- [SOLICITUD 1]
Indica si cada afirmación concuerda con el texto para leer y responde sí o no, citando las palabras exactas del texto que lo deciden. (a) Houellebecq se inscribe en la tradición lovecraftiana. (b) En Las Partículas Elementales, los científicos siguen siendo considerados prometeicos. (c) La Escuela de Frankfurt estableció los pilares para una genealogía de los instantes de oscuridad de las ciencias humanas.
- [SOLICITUD 2]
Reproduce sin ningún cambio la parte de las filas que empieza al inicio de los datos y termina en la línea que contiene "label-controller-part-number: 7622408: [692, 88, 759, 107]", incluidas ambas.

- [TEXTO PARA LEER]
>>>>

Esta operación que lleva adelante Labatut, tiene, sin embargo, antecedentes literarios y filosóficos, con peso propio.Filosóficamente, Michel Foucault, estableció los pilares para una genealogía de esos instantes de oscuridad de los discursos y prácticas con pretensiones científicas de las ciencias humanas, así como los referentes de la Escuela de Frankfurt son responsables de una pormenorizada crítica a la razón instrumental que definió las bases del debate contemporáneo sobre la Modernidad. Estas líneas han sido continuadas además por otras genealogías.

En la literatura–más allá de que la ficción especulativa en general ahonda en exponer los límites de las utopías tecno-científicas—, al leer a Labatut, resuena H.P. Lovecraft, fundador del subgénero weird fiction y el terror cósmico, uno de los precursores de una literatura en la que algunos de sus narradores bizarros– científicos con voluntades absolutas o los discípulos que sobrevivieron a sus experiencias mítico cósmicas, lanzados a la búsqueda de verdades primordiales–, se asoman al abismo y enloquecen. También Michel Houellebecq, quien se inscribe, por otra parte, en la tradición Lovecraftiana. Es sobre todo en Las Partículas Elementales donde reflexiona sobre la siguiente generación de científicos, la de los científicos que ya no son considerados prometeicos sino fáusticos, y es a través de contar sus historias, que Houellebecq cuestiona a los pensadores de la izquierda francesa de posguerra por haber pretendido cuestionar el poder desconociendo las principales innovaciones científicas de su época, especialmente aquellos adelantos ligados a la genética, física nuclear y mecánica cuántica.

<<<<

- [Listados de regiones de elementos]
>>>>

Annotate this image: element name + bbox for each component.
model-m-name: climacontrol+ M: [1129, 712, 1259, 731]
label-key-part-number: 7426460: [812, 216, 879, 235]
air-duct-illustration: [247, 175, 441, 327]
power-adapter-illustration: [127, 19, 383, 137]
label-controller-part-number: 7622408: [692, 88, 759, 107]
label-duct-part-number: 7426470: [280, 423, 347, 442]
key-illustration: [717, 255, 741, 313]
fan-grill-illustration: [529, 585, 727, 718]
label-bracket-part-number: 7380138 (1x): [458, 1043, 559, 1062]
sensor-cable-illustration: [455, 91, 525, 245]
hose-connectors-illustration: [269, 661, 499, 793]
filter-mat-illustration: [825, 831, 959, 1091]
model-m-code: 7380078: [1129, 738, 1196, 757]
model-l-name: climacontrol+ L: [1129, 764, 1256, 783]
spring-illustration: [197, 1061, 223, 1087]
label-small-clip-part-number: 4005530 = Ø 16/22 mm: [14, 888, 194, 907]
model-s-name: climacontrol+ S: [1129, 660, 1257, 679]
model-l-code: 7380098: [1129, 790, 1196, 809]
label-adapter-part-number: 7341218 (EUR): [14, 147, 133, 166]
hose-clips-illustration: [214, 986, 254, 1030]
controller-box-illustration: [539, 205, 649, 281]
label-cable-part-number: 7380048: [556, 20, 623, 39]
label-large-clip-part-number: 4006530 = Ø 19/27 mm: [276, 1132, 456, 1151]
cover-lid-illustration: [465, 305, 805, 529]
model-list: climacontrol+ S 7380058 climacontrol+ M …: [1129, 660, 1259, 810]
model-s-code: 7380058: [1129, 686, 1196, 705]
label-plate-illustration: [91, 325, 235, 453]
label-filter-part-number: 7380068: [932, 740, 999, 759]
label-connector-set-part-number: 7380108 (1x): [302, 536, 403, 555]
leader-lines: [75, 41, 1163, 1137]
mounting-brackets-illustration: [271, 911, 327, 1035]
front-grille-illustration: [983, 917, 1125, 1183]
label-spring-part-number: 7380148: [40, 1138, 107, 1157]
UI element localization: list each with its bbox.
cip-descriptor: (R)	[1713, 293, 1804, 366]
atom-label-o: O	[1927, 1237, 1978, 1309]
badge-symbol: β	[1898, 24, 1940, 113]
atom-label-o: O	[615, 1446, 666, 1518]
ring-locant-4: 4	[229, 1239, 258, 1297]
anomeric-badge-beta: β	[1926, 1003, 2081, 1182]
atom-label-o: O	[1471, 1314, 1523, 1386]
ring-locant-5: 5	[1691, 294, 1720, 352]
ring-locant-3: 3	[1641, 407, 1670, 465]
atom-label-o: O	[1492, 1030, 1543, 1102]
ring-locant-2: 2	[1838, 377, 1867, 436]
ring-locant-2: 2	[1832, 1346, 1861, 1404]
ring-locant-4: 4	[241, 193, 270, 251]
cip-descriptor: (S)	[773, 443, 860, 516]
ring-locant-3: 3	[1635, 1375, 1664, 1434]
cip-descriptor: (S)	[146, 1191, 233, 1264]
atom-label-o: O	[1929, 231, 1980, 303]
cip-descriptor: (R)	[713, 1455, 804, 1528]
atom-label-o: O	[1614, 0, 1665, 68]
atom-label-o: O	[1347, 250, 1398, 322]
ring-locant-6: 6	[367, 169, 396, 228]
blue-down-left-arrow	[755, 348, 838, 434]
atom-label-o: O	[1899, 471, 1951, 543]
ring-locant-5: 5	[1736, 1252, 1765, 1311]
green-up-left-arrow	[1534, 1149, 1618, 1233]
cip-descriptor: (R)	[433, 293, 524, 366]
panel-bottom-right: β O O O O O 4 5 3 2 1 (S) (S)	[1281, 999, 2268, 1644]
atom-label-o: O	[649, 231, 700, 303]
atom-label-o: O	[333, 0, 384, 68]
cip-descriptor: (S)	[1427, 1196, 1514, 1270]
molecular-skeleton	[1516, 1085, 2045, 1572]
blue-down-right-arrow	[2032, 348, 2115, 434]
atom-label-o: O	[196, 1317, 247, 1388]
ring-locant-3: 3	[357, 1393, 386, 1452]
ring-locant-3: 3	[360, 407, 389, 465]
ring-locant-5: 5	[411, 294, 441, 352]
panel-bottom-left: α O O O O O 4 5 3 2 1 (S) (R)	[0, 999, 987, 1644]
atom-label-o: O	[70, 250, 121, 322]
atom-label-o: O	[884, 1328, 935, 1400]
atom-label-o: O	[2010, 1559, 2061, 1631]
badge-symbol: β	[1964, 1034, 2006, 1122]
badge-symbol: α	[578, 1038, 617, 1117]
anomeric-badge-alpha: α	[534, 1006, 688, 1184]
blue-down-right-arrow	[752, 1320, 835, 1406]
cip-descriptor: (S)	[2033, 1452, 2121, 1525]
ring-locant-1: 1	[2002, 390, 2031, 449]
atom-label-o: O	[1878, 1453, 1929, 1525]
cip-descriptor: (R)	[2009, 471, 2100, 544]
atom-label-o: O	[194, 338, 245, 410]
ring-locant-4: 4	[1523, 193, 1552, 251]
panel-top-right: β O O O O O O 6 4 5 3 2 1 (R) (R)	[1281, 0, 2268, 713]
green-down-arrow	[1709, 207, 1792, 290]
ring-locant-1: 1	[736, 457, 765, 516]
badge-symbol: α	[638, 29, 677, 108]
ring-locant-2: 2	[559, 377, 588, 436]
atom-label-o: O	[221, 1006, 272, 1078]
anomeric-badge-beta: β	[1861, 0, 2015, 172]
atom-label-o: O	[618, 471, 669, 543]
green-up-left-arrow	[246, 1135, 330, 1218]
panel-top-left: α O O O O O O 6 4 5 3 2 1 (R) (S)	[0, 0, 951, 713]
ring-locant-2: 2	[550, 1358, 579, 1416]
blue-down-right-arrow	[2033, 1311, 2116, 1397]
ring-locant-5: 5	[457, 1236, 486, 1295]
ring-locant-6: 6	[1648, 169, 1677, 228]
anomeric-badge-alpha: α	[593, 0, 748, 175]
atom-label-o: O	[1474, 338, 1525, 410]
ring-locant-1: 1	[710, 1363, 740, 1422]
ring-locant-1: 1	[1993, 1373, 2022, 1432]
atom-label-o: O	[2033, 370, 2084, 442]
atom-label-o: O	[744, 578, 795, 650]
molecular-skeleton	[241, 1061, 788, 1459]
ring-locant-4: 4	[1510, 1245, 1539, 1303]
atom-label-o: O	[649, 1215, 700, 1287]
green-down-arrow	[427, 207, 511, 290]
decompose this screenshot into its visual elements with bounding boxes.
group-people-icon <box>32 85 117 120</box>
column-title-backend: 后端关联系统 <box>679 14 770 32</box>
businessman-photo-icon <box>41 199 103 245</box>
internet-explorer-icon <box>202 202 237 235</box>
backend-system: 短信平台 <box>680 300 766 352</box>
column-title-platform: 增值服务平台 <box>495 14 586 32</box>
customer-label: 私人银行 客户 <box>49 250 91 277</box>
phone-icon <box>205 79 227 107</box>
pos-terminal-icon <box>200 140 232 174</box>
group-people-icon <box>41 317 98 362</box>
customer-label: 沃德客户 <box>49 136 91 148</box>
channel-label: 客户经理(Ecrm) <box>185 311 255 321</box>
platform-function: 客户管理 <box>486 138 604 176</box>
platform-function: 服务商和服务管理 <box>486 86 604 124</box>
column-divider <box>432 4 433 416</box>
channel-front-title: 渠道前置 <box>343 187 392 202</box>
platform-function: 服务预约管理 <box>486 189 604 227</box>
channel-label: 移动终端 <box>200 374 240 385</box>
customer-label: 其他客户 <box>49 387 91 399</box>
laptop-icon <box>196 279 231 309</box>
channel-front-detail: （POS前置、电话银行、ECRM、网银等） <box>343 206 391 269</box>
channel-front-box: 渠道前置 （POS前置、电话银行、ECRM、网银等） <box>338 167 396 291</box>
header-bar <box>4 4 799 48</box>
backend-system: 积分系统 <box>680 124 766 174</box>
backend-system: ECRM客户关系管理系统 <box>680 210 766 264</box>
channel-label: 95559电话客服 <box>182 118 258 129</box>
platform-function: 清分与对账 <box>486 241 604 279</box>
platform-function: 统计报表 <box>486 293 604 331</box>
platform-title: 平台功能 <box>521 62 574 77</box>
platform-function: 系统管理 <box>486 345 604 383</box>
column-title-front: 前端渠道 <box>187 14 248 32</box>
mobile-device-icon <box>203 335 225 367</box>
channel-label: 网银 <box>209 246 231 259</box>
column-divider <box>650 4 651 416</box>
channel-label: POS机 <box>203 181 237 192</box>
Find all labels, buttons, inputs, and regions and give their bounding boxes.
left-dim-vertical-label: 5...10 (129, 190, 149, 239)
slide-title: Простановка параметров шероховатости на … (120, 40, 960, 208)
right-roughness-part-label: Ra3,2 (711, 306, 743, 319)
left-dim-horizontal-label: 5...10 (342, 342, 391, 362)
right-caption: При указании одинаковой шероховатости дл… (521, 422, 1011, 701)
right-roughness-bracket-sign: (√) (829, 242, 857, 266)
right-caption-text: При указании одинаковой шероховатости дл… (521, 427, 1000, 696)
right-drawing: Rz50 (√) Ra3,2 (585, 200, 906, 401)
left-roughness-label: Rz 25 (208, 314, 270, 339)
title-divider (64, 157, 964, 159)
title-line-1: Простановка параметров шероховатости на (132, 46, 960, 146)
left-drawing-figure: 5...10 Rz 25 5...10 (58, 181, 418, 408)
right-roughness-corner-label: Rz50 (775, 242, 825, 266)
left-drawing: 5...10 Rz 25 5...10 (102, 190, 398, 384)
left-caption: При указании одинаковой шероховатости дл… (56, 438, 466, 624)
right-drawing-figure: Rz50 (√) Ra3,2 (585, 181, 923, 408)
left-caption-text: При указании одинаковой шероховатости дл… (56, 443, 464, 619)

<<<<

- [RESULTADO 1]
(a) Sí: "quien se inscribe, por otra parte, en la tradición Lovecraftiana".
(b) No: "la de los científicos que ya no son considerados prometeicos sino fáusticos".
(c) No: "Michel Foucault, estableció los pilares para una genealogía".

- [RESULTADO 2]
Annotate this image: element name + bbox for each component.
model-m-name: climacontrol+ M: [1129, 712, 1259, 731]
label-key-part-number: 7426460: [812, 216, 879, 235]
air-duct-illustration: [247, 175, 441, 327]
power-adapter-illustration: [127, 19, 383, 137]
label-controller-part-number: 7622408: [692, 88, 759, 107]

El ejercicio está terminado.